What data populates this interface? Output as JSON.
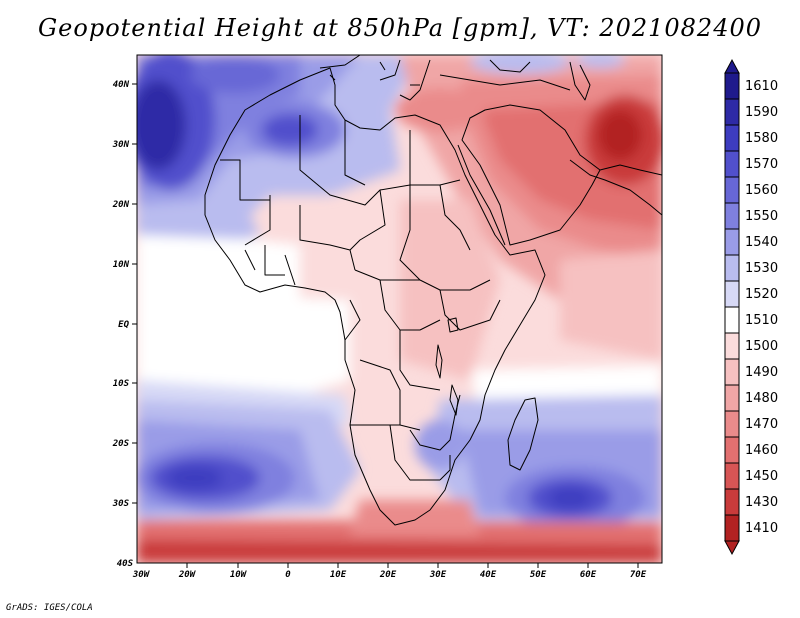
{
  "title": "Geopotential Height at 850hPa [gpm], VT: 2021082400",
  "credit": "GrADS: IGES/COLA",
  "map": {
    "region": "Africa and Middle East",
    "lat_labels": [
      "40N",
      "30N",
      "20N",
      "10N",
      "EQ",
      "10S",
      "20S",
      "30S",
      "40S"
    ],
    "lon_labels": [
      "30W",
      "20W",
      "10W",
      "0",
      "10E",
      "20E",
      "30E",
      "40E",
      "50E",
      "60E",
      "70E"
    ]
  },
  "colorbar": {
    "levels": [
      "1610",
      "1590",
      "1580",
      "1570",
      "1560",
      "1550",
      "1540",
      "1530",
      "1520",
      "1510",
      "1500",
      "1490",
      "1480",
      "1470",
      "1460",
      "1450",
      "1430",
      "1410"
    ],
    "colors": [
      "#1f1a8c",
      "#2e2aa6",
      "#3d3cc0",
      "#5150cc",
      "#6767d6",
      "#7f80df",
      "#9a9ce7",
      "#b9bcef",
      "#d7d9f6",
      "#ffffff",
      "#fbdcdc",
      "#f6c1c1",
      "#f0a6a6",
      "#ea8b8b",
      "#e27070",
      "#d75555",
      "#c93b3b",
      "#b22222"
    ]
  }
}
------------------------------------------------------------
**PROBLEM STATEMENT**
Copy the listing in full and without alteration, omitting every picture.

**TASK SOLUTION**
What data populates this interface? Output as JSON.
{
  "title": "Geopotential Height at 850hPa [gpm], VT: 2021082400",
  "credit": "GrADS: IGES/COLA",
  "map": {
    "region": "Africa and Middle East",
    "lat_labels": [
      "40N",
      "30N",
      "20N",
      "10N",
      "EQ",
      "10S",
      "20S",
      "30S",
      "40S"
    ],
    "lon_labels": [
      "30W",
      "20W",
      "10W",
      "0",
      "10E",
      "20E",
      "30E",
      "40E",
      "50E",
      "60E",
      "70E"
    ]
  },
  "colorbar": {
    "levels": [
      "1610",
      "1590",
      "1580",
      "1570",
      "1560",
      "1550",
      "1540",
      "1530",
      "1520",
      "1510",
      "1500",
      "1490",
      "1480",
      "1470",
      "1460",
      "1450",
      "1430",
      "1410"
    ],
    "colors": [
      "#1f1a8c",
      "#2e2aa6",
      "#3d3cc0",
      "#5150cc",
      "#6767d6",
      "#7f80df",
      "#9a9ce7",
      "#b9bcef",
      "#d7d9f6",
      "#ffffff",
      "#fbdcdc",
      "#f6c1c1",
      "#f0a6a6",
      "#ea8b8b",
      "#e27070",
      "#d75555",
      "#c93b3b",
      "#b22222"
    ]
  }
}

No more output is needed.